§ TASK GOAL: Copy out the listing exactly.
-- start ITEMS --
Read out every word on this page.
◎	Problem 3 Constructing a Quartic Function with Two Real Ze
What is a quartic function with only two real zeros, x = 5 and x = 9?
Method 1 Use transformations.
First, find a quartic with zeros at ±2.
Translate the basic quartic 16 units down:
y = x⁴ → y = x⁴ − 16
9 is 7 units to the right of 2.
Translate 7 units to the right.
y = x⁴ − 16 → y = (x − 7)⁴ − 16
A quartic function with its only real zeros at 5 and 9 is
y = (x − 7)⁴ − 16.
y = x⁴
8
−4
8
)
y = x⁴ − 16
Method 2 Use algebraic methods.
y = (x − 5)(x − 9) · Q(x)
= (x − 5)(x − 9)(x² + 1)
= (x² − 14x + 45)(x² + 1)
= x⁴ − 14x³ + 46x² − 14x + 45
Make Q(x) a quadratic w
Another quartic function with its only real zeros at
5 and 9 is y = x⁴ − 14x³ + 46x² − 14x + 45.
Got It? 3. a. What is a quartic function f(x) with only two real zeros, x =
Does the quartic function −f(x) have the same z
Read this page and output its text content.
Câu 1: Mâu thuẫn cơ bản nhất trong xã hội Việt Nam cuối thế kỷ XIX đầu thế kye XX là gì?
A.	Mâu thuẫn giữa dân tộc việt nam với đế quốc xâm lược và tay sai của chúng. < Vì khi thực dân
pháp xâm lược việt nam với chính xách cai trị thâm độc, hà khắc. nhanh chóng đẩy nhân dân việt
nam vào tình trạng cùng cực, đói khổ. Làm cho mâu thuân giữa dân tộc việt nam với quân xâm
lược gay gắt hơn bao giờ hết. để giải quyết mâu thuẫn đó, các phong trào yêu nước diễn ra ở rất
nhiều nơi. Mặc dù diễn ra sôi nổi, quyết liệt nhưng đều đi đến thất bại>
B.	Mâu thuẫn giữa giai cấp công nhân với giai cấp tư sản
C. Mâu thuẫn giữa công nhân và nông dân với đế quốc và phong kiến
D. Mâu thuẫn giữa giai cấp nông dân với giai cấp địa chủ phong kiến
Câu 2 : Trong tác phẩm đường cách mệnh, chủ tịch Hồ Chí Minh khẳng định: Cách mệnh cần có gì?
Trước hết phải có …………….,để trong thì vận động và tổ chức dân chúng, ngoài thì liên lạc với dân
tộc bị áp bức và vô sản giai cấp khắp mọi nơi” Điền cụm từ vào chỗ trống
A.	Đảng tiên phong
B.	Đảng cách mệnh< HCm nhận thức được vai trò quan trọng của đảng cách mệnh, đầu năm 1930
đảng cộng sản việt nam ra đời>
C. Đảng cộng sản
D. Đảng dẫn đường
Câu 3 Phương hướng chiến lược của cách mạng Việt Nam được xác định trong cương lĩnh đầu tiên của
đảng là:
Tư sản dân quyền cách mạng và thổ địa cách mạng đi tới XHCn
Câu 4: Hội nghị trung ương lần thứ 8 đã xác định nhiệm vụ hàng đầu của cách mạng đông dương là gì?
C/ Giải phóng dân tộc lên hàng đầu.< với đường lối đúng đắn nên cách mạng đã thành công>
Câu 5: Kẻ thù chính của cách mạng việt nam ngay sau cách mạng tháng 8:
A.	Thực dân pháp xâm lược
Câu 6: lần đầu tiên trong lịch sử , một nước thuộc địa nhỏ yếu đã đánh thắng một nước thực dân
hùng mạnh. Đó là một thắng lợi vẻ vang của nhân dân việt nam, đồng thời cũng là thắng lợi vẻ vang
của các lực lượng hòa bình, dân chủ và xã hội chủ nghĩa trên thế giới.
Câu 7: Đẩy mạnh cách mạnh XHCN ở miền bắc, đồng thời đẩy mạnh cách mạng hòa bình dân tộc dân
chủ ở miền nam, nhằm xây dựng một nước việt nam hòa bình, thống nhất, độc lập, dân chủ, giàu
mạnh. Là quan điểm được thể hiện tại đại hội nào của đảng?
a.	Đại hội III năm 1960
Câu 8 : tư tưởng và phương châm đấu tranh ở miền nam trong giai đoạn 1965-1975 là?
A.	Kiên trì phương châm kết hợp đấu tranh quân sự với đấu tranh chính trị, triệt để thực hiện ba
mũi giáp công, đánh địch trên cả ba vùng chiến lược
-- end ITEMS --
§ EXERCISE RESPONSE:
Read out every word on this page.
◎	Problem 3 Constructing a Quartic Function with Two Real Ze
What is a quartic function with only two real zeros, x = 5 and x = 9?
Method 1 Use transformations.
First, find a quartic with zeros at ±2.
Translate the basic quartic 16 units down:
y = x⁴ → y = x⁴ − 16
9 is 7 units to the right of 2.
Translate 7 units to the right.
y = x⁴ − 16 → y = (x − 7)⁴ − 16
A quartic function with its only real zeros at 5 and 9 is
y = (x − 7)⁴ − 16.
y = x⁴
8
−4
8
)
y = x⁴ − 16
Method 2 Use algebraic methods.
y = (x − 5)(x − 9) · Q(x)
= (x − 5)(x − 9)(x² + 1)
= (x² − 14x + 45)(x² + 1)
= x⁴ − 14x³ + 46x² − 14x + 45
Make Q(x) a quadratic w
Another quartic function with its only real zeros at
5 and 9 is y = x⁴ − 14x³ + 46x² − 14x + 45.
Got It? 3. a. What is a quartic function f(x) with only two real zeros, x =
Does the quartic function −f(x) have the same z
Read this page and output its text content.
Câu 1: Mâu thuẫn cơ bản nhất trong xã hội Việt Nam cuối thế kỷ XIX đầu thế kye XX là gì?
A.	Mâu thuẫn giữa dân tộc việt nam với đế quốc xâm lược và tay sai của chúng. < Vì khi thực dân
pháp xâm lược việt nam với chính xách cai trị thâm độc, hà khắc. nhanh chóng đẩy nhân dân việt
nam vào tình trạng cùng cực, đói khổ. Làm cho mâu thuân giữa dân tộc việt nam với quân xâm
lược gay gắt hơn bao giờ hết. để giải quyết mâu thuẫn đó, các phong trào yêu nước diễn ra ở rất
nhiều nơi. Mặc dù diễn ra sôi nổi, quyết liệt nhưng đều đi đến thất bại>
B.	Mâu thuẫn giữa giai cấp công nhân với giai cấp tư sản
C. Mâu thuẫn giữa công nhân và nông dân với đế quốc và phong kiến
D. Mâu thuẫn giữa giai cấp nông dân với giai cấp địa chủ phong kiến
Câu 2 : Trong tác phẩm đường cách mệnh, chủ tịch Hồ Chí Minh khẳng định: Cách mệnh cần có gì?
Trước hết phải có …………….,để trong thì vận động và tổ chức dân chúng, ngoài thì liên lạc với dân
tộc bị áp bức và vô sản giai cấp khắp mọi nơi” Điền cụm từ vào chỗ trống
A.	Đảng tiên phong
B.	Đảng cách mệnh< HCm nhận thức được vai trò quan trọng của đảng cách mệnh, đầu năm 1930
đảng cộng sản việt nam ra đời>
C. Đảng cộng sản
D. Đảng dẫn đường
Câu 3 Phương hướng chiến lược của cách mạng Việt Nam được xác định trong cương lĩnh đầu tiên của
đảng là:
Tư sản dân quyền cách mạng và thổ địa cách mạng đi tới XHCn
Câu 4: Hội nghị trung ương lần thứ 8 đã xác định nhiệm vụ hàng đầu của cách mạng đông dương là gì?
C/ Giải phóng dân tộc lên hàng đầu.< với đường lối đúng đắn nên cách mạng đã thành công>
Câu 5: Kẻ thù chính của cách mạng việt nam ngay sau cách mạng tháng 8:
A.	Thực dân pháp xâm lược
Câu 6: lần đầu tiên trong lịch sử , một nước thuộc địa nhỏ yếu đã đánh thắng một nước thực dân
hùng mạnh. Đó là một thắng lợi vẻ vang của nhân dân việt nam, đồng thời cũng là thắng lợi vẻ vang
của các lực lượng hòa bình, dân chủ và xã hội chủ nghĩa trên thế giới.
Câu 7: Đẩy mạnh cách mạnh XHCN ở miền bắc, đồng thời đẩy mạnh cách mạng hòa bình dân tộc dân
chủ ở miền nam, nhằm xây dựng một nước việt nam hòa bình, thống nhất, độc lập, dân chủ, giàu
mạnh. Là quan điểm được thể hiện tại đại hội nào của đảng?
a.	Đại hội III năm 1960
Câu 8 : tư tưởng và phương châm đấu tranh ở miền nam trong giai đoạn 1965-1975 là?
A.	Kiên trì phương châm kết hợp đấu tranh quân sự với đấu tranh chính trị, triệt để thực hiện ba
mũi giáp công, đánh địch trên cả ba vùng chiến lược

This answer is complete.